● **AIM**:
In full and without deviation, write out the entries that follow.

● **EXCERPTED RECORDS**:

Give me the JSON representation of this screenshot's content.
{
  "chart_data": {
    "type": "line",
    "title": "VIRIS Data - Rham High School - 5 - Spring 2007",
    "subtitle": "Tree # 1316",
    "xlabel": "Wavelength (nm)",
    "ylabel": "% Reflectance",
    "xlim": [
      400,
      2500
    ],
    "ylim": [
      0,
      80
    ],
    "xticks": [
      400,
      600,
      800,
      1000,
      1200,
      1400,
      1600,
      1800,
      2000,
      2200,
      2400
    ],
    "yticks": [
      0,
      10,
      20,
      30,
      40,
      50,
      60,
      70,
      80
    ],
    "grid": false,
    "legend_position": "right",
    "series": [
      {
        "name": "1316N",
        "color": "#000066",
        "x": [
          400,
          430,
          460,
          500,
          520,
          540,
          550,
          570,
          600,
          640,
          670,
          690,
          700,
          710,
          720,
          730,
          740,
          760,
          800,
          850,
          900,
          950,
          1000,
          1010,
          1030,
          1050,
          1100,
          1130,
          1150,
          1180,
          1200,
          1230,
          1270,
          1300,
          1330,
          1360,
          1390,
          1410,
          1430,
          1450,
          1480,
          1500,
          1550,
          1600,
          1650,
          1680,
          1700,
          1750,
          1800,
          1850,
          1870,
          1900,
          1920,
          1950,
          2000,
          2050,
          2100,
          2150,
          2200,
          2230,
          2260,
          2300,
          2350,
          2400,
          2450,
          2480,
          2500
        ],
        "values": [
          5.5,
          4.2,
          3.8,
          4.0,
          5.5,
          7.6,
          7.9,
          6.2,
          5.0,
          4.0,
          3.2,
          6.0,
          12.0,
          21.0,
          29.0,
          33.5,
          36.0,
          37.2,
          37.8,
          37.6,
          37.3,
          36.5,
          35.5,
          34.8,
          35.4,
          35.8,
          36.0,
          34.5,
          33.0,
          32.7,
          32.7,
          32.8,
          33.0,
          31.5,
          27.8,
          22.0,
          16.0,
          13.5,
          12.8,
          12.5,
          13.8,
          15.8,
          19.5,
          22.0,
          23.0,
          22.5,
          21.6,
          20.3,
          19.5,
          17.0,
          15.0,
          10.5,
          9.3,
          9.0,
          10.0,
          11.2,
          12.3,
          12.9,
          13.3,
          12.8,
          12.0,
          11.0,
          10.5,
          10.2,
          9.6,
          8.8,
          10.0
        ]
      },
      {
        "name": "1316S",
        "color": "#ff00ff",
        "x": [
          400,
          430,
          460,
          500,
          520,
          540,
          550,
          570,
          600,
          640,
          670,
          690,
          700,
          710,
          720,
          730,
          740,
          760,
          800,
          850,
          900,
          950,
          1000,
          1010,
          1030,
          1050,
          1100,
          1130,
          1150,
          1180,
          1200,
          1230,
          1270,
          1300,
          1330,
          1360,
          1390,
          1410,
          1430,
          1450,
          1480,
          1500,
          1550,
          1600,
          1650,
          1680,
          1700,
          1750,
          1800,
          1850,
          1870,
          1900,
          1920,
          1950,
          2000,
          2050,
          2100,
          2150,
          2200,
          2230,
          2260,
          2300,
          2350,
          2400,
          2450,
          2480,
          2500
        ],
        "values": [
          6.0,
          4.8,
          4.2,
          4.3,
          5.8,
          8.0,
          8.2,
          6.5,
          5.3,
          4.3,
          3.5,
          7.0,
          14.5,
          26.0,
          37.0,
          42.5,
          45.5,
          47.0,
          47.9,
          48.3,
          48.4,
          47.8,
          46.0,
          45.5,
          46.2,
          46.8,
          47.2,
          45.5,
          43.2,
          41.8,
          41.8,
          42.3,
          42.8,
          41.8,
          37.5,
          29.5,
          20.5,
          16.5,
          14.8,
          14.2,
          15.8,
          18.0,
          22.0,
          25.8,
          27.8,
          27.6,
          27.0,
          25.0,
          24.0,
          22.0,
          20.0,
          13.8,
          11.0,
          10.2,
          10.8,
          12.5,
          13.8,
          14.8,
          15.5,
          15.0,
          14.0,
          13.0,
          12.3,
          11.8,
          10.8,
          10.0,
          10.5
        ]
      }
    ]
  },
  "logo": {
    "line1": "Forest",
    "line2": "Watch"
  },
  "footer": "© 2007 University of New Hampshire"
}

● **RESULT**:
Give me the JSON representation of this screenshot's content.
{
  "chart_data": {
    "type": "line",
    "title": "VIRIS Data - Rham High School - 5 - Spring 2007",
    "subtitle": "Tree # 1316",
    "xlabel": "Wavelength (nm)",
    "ylabel": "% Reflectance",
    "xlim": [
      400,
      2500
    ],
    "ylim": [
      0,
      80
    ],
    "xticks": [
      400,
      600,
      800,
      1000,
      1200,
      1400,
      1600,
      1800,
      2000,
      2200,
      2400
    ],
    "yticks": [
      0,
      10,
      20,
      30,
      40,
      50,
      60,
      70,
      80
    ],
    "grid": false,
    "legend_position": "right",
    "series": [
      {
        "name": "1316N",
        "color": "#000066",
        "x": [
          400,
          430,
          460,
          500,
          520,
          540,
          550,
          570,
          600,
          640,
          670,
          690,
          700,
          710,
          720,
          730,
          740,
          760,
          800,
          850,
          900,
          950,
          1000,
          1010,
          1030,
          1050,
          1100,
          1130,
          1150,
          1180,
          1200,
          1230,
          1270,
          1300,
          1330,
          1360,
          1390,
          1410,
          1430,
          1450,
          1480,
          1500,
          1550,
          1600,
          1650,
          1680,
          1700,
          1750,
          1800,
          1850,
          1870,
          1900,
          1920,
          1950,
          2000,
          2050,
          2100,
          2150,
          2200,
          2230,
          2260,
          2300,
          2350,
          2400,
          2450,
          2480,
          2500
        ],
        "values": [
          5.5,
          4.2,
          3.8,
          4.0,
          5.5,
          7.6,
          7.9,
          6.2,
          5.0,
          4.0,
          3.2,
          6.0,
          12.0,
          21.0,
          29.0,
          33.5,
          36.0,
          37.2,
          37.8,
          37.6,
          37.3,
          36.5,
          35.5,
          34.8,
          35.4,
          35.8,
          36.0,
          34.5,
          33.0,
          32.7,
          32.7,
          32.8,
          33.0,
          31.5,
          27.8,
          22.0,
          16.0,
          13.5,
          12.8,
          12.5,
          13.8,
          15.8,
          19.5,
          22.0,
          23.0,
          22.5,
          21.6,
          20.3,
          19.5,
          17.0,
          15.0,
          10.5,
          9.3,
          9.0,
          10.0,
          11.2,
          12.3,
          12.9,
          13.3,
          12.8,
          12.0,
          11.0,
          10.5,
          10.2,
          9.6,
          8.8,
          10.0
        ]
      },
      {
        "name": "1316S",
        "color": "#ff00ff",
        "x": [
          400,
          430,
          460,
          500,
          520,
          540,
          550,
          570,
          600,
          640,
          670,
          690,
          700,
          710,
          720,
          730,
          740,
          760,
          800,
          850,
          900,
          950,
          1000,
          1010,
          1030,
          1050,
          1100,
          1130,
          1150,
          1180,
          1200,
          1230,
          1270,
          1300,
          1330,
          1360,
          1390,
          1410,
          1430,
          1450,
          1480,
          1500,
          1550,
          1600,
          1650,
          1680,
          1700,
          1750,
          1800,
          1850,
          1870,
          1900,
          1920,
          1950,
          2000,
          2050,
          2100,
          2150,
          2200,
          2230,
          2260,
          2300,
          2350,
          2400,
          2450,
          2480,
          2500
        ],
        "values": [
          6.0,
          4.8,
          4.2,
          4.3,
          5.8,
          8.0,
          8.2,
          6.5,
          5.3,
          4.3,
          3.5,
          7.0,
          14.5,
          26.0,
          37.0,
          42.5,
          45.5,
          47.0,
          47.9,
          48.3,
          48.4,
          47.8,
          46.0,
          45.5,
          46.2,
          46.8,
          47.2,
          45.5,
          43.2,
          41.8,
          41.8,
          42.3,
          42.8,
          41.8,
          37.5,
          29.5,
          20.5,
          16.5,
          14.8,
          14.2,
          15.8,
          18.0,
          22.0,
          25.8,
          27.8,
          27.6,
          27.0,
          25.0,
          24.0,
          22.0,
          20.0,
          13.8,
          11.0,
          10.2,
          10.8,
          12.5,
          13.8,
          14.8,
          15.5,
          15.0,
          14.0,
          13.0,
          12.3,
          11.8,
          10.8,
          10.0,
          10.5
        ]
      }
    ]
  },
  "logo": {
    "line1": "Forest",
    "line2": "Watch"
  },
  "footer": "© 2007 University of New Hampshire"
}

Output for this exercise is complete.